Go through the data below. Pull out every line that has the word "Farmersville".

[Figure record listings]
** Begin **

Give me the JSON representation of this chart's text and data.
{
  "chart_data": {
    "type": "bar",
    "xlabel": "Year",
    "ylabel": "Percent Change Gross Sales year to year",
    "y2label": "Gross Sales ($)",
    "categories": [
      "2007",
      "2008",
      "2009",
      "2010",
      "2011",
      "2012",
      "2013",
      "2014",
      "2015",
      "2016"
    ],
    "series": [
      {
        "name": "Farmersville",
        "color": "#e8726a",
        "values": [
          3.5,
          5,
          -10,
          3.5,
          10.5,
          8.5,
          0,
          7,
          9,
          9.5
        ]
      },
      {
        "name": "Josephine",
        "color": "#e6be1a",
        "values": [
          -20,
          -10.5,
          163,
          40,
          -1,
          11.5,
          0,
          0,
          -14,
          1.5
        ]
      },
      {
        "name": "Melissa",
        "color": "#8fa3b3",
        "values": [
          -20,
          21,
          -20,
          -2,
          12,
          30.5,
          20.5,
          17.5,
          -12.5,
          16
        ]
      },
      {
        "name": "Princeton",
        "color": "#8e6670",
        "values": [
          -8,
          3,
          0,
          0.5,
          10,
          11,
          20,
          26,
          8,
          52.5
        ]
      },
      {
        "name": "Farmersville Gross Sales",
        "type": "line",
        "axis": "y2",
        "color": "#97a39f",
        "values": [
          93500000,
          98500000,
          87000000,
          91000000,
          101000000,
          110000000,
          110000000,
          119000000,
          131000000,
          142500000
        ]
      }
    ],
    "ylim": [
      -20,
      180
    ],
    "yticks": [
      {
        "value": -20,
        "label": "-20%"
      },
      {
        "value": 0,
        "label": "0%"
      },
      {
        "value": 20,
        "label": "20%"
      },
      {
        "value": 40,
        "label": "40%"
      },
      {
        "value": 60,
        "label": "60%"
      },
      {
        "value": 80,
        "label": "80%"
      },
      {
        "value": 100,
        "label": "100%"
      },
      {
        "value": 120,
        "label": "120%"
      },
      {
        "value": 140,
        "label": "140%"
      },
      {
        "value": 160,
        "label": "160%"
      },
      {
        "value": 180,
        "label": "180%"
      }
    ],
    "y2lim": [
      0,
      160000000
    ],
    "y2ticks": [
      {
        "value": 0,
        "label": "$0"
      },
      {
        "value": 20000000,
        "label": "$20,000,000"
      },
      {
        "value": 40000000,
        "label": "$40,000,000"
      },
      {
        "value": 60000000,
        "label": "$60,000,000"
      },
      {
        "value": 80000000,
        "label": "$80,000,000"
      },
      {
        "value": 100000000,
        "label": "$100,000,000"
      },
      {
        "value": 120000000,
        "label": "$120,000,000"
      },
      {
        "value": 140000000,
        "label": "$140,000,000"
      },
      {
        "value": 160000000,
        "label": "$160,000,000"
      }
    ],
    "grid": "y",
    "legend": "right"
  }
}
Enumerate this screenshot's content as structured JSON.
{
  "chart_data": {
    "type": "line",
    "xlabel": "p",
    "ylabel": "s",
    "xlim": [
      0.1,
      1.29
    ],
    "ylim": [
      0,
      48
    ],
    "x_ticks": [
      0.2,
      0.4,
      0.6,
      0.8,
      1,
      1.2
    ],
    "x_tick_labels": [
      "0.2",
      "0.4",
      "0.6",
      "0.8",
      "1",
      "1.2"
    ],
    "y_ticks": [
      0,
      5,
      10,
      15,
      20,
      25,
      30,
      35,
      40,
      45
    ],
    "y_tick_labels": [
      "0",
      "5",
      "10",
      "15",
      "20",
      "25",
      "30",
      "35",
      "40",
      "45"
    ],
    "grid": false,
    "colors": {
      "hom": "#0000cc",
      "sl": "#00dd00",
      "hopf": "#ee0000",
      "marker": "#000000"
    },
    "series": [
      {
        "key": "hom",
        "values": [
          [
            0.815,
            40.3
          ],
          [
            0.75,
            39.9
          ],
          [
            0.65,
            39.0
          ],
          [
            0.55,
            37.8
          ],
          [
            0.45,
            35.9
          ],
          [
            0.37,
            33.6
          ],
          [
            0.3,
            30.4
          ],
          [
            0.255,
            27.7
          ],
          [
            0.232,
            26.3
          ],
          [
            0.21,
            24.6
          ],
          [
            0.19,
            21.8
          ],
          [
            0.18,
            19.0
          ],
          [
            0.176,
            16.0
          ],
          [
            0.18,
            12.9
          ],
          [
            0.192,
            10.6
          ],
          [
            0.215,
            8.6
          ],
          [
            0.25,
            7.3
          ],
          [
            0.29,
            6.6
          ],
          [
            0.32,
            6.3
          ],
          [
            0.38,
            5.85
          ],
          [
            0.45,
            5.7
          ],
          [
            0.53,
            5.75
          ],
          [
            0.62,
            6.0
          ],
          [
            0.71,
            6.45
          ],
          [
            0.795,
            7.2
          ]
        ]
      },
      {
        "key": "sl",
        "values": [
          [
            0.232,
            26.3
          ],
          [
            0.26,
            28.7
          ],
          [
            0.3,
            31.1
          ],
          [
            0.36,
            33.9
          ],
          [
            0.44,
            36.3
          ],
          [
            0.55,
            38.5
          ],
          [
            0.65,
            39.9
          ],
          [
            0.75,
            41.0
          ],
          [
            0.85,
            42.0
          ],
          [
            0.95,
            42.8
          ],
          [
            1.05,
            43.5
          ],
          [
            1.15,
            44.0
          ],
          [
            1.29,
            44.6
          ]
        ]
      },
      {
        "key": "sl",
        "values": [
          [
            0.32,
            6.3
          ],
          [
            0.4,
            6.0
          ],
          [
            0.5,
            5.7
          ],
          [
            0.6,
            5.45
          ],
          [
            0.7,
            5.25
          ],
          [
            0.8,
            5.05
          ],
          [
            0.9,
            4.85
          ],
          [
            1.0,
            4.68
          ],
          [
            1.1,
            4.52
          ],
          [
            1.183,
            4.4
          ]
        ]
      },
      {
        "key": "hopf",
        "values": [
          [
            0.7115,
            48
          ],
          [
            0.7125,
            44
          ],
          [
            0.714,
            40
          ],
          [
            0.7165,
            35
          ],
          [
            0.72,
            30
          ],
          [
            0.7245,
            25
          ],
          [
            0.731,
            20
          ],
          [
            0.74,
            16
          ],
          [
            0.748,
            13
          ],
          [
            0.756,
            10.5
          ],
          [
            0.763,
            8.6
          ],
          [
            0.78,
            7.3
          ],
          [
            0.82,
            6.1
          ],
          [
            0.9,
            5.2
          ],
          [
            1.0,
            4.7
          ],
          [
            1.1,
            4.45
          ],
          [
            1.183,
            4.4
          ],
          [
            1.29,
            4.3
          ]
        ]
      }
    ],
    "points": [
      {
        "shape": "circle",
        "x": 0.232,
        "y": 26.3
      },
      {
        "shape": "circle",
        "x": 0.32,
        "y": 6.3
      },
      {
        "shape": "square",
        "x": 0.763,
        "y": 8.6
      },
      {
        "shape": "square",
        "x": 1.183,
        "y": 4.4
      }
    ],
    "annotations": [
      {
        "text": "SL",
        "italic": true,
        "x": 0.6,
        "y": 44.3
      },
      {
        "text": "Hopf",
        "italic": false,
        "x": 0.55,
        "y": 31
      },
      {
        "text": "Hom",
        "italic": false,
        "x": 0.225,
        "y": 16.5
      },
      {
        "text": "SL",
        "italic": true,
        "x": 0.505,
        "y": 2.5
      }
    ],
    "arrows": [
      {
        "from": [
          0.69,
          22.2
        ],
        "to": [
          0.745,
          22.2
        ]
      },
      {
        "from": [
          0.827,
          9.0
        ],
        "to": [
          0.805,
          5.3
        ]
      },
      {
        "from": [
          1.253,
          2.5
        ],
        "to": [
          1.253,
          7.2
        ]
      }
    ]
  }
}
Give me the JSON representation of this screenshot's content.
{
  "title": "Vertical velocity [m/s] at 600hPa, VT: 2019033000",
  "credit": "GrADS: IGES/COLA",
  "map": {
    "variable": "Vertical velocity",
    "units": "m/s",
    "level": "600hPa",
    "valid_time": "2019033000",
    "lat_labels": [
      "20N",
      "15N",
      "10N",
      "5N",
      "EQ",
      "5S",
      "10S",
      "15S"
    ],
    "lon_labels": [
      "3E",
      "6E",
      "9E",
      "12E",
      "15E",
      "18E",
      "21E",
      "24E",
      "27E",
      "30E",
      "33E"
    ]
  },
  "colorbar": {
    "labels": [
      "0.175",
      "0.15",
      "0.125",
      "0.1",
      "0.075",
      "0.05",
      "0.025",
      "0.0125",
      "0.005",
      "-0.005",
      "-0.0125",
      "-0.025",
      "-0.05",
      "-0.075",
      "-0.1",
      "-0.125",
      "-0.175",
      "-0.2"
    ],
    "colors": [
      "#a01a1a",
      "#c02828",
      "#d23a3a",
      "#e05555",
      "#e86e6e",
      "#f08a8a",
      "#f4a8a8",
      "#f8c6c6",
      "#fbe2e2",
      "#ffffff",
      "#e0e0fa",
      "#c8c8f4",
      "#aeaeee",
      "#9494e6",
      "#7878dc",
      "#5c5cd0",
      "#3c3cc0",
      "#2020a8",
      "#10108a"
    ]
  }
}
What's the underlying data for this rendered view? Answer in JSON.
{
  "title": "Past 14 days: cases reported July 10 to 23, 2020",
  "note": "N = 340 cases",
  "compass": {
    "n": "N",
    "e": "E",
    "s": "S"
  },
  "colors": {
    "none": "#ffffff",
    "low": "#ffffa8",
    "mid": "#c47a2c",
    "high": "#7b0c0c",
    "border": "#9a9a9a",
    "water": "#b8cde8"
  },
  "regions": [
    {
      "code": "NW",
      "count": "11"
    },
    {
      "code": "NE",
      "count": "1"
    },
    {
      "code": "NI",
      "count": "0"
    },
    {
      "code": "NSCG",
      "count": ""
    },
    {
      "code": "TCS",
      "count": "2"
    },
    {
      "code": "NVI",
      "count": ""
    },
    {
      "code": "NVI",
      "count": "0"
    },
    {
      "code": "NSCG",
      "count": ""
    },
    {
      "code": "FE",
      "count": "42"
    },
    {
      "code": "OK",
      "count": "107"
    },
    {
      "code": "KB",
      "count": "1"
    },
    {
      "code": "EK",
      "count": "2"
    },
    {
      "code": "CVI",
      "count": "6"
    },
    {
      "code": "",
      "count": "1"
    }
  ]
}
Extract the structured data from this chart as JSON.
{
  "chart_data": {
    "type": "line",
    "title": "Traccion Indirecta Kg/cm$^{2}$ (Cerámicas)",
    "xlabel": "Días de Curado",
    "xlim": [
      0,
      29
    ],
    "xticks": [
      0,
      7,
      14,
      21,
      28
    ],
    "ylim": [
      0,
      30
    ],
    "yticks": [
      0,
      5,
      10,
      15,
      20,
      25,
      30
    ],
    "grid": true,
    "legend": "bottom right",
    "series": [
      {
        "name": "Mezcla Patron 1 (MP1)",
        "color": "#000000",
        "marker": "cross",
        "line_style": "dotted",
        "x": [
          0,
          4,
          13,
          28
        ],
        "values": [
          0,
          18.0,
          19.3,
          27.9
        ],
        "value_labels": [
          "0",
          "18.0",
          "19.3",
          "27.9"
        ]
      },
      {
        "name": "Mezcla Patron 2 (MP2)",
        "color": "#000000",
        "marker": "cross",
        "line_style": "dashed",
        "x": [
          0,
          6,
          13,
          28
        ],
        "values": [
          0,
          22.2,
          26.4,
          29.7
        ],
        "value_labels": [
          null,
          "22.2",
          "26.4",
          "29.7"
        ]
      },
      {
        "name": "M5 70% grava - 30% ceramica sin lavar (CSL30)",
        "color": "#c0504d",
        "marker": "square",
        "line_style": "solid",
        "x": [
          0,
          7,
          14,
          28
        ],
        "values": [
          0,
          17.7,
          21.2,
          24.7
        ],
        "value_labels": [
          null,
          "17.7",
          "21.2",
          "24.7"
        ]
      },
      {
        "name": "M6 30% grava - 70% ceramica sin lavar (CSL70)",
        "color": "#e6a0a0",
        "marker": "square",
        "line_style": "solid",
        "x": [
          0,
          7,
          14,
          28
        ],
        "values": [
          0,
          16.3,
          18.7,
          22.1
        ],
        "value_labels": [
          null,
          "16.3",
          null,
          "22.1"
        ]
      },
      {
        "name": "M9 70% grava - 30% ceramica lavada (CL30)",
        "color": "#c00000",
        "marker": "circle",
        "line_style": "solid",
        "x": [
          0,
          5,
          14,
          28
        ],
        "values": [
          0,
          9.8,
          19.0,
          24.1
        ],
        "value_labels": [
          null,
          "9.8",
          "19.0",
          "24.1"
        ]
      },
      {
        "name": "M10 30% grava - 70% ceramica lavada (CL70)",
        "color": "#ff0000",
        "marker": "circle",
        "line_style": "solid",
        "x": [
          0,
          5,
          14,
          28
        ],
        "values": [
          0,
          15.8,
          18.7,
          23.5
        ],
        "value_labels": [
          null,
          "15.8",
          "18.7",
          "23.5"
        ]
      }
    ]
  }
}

** End **

* _Exercise answer_:
        "name": "Farmersville",
        "name": "Farmersville Gross Sales",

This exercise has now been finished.